- _What you have to do_: Gather from the listing below each line that includes the word "Weight", and copy it.

Dataset records

↓↓↓

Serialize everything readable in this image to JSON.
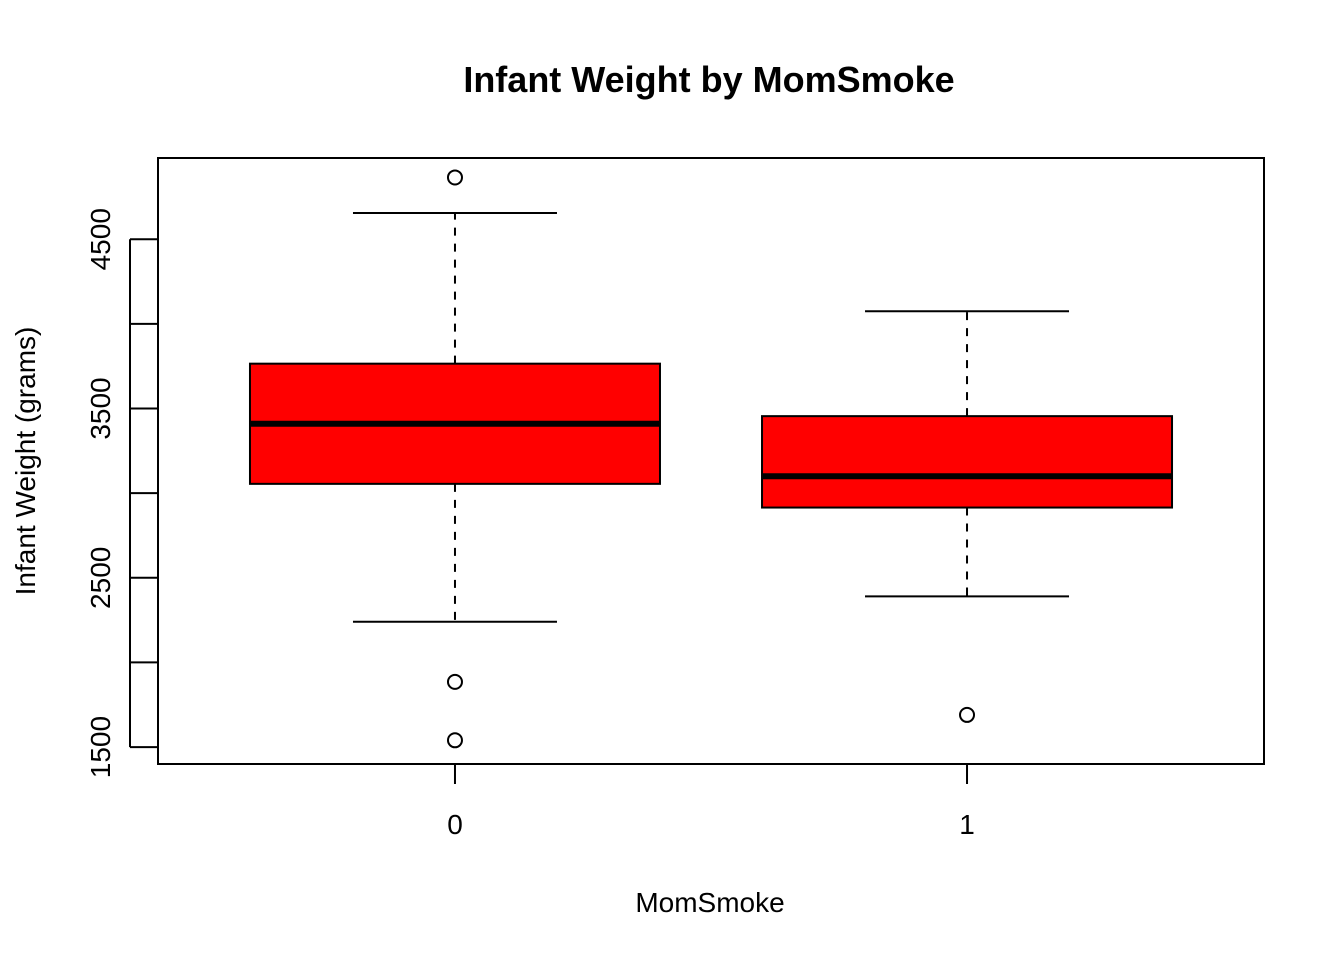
{
  "chart_data": {
    "type": "boxplot",
    "title": "Infant Weight by MomSmoke",
    "xlabel": "MomSmoke",
    "ylabel": "Infant Weight (grams)",
    "ylim": [
      1400,
      4980
    ],
    "y_ticks": [
      1500,
      2000,
      2500,
      3000,
      3500,
      4000,
      4500
    ],
    "y_tick_labels": [
      "1500",
      "",
      "2500",
      "",
      "3500",
      "",
      "4500"
    ],
    "categories": [
      "0",
      "1"
    ],
    "box_color": "#ff0000",
    "groups": [
      {
        "category": "0",
        "whisker_low": 2240,
        "q1": 3055,
        "median": 3410,
        "q3": 3765,
        "whisker_high": 4655,
        "outliers": [
          4865,
          1885,
          1540
        ]
      },
      {
        "category": "1",
        "whisker_low": 2390,
        "q1": 2915,
        "median": 3100,
        "q3": 3455,
        "whisker_high": 4075,
        "outliers": [
          1690
        ]
      }
    ],
    "grid": false,
    "legend": "none"
  }
}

↑↑↑

- _Final result_:
    "title": "Infant Weight by MomSmoke",
    "ylabel": "Infant Weight (grams)",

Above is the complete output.